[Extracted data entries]
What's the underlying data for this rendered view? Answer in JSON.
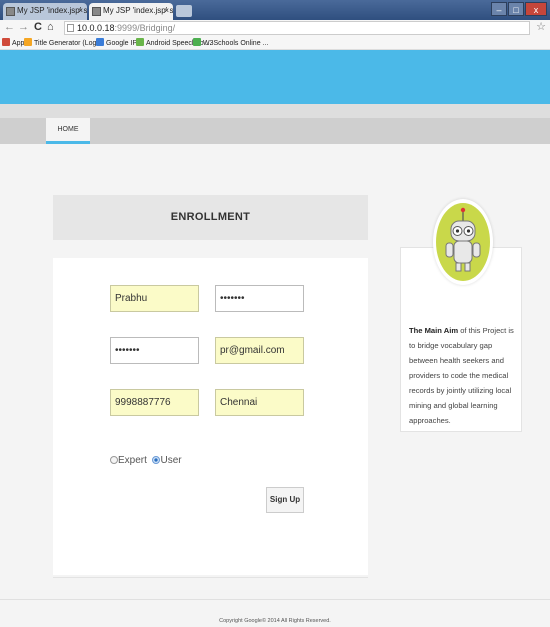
{
  "browser": {
    "tabs": [
      {
        "title": "My JSP 'index.jsp' starting",
        "close": "×"
      },
      {
        "title": "My JSP 'index.jsp' starting",
        "close": "×"
      }
    ],
    "window_buttons": {
      "minimize": "–",
      "maximize": "□",
      "close": "x"
    },
    "url_host": "10.0.0.18",
    "url_path": ":9999/Bridging/",
    "bookmarks": [
      {
        "label": "Apps",
        "color": "#d04a3a"
      },
      {
        "label": "Title Generator (Log...",
        "color": "#f5a623"
      },
      {
        "label": "Google IP",
        "color": "#3b7dd8"
      },
      {
        "label": "Android Speech to ...",
        "color": "#69b54a"
      },
      {
        "label": "W3Schools Online ...",
        "color": "#4caf50"
      }
    ]
  },
  "site": {
    "accent_color": "#4bb9e8",
    "nav": {
      "home": "HOME"
    },
    "enrollment": {
      "title": "ENROLLMENT",
      "first_name": "Prabhu",
      "password": "•••••••",
      "confirm_password": "•••••••",
      "email": "pr@gmail.com",
      "phone": "9998887776",
      "city": "Chennai",
      "role_expert": "Expert",
      "role_user": "User",
      "selected_role": "User",
      "signup": "Sign Up"
    },
    "info": {
      "lead": "The Main Aim",
      "text": " of this Project is to bridge vocabulary gap between health seekers and providers to code the medical records by jointly utilizing local mining and global learning approaches."
    },
    "footer": "Copyright Google© 2014 All Rights Reserved."
  }
}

[WHAT IS NEEDED] All of the records above must be copied exactly, except for the pictures.

[EXPECTED ANSWER]
What's the underlying data for this rendered view? Answer in JSON.
{
  "browser": {
    "tabs": [
      {
        "title": "My JSP 'index.jsp' starting",
        "close": "×"
      },
      {
        "title": "My JSP 'index.jsp' starting",
        "close": "×"
      }
    ],
    "window_buttons": {
      "minimize": "–",
      "maximize": "□",
      "close": "x"
    },
    "url_host": "10.0.0.18",
    "url_path": ":9999/Bridging/",
    "bookmarks": [
      {
        "label": "Apps",
        "color": "#d04a3a"
      },
      {
        "label": "Title Generator (Log...",
        "color": "#f5a623"
      },
      {
        "label": "Google IP",
        "color": "#3b7dd8"
      },
      {
        "label": "Android Speech to ...",
        "color": "#69b54a"
      },
      {
        "label": "W3Schools Online ...",
        "color": "#4caf50"
      }
    ]
  },
  "site": {
    "accent_color": "#4bb9e8",
    "nav": {
      "home": "HOME"
    },
    "enrollment": {
      "title": "ENROLLMENT",
      "first_name": "Prabhu",
      "password": "•••••••",
      "confirm_password": "•••••••",
      "email": "pr@gmail.com",
      "phone": "9998887776",
      "city": "Chennai",
      "role_expert": "Expert",
      "role_user": "User",
      "selected_role": "User",
      "signup": "Sign Up"
    },
    "info": {
      "lead": "The Main Aim",
      "text": " of this Project is to bridge vocabulary gap between health seekers and providers to code the medical records by jointly utilizing local mining and global learning approaches."
    },
    "footer": "Copyright Google© 2014 All Rights Reserved."
  }
}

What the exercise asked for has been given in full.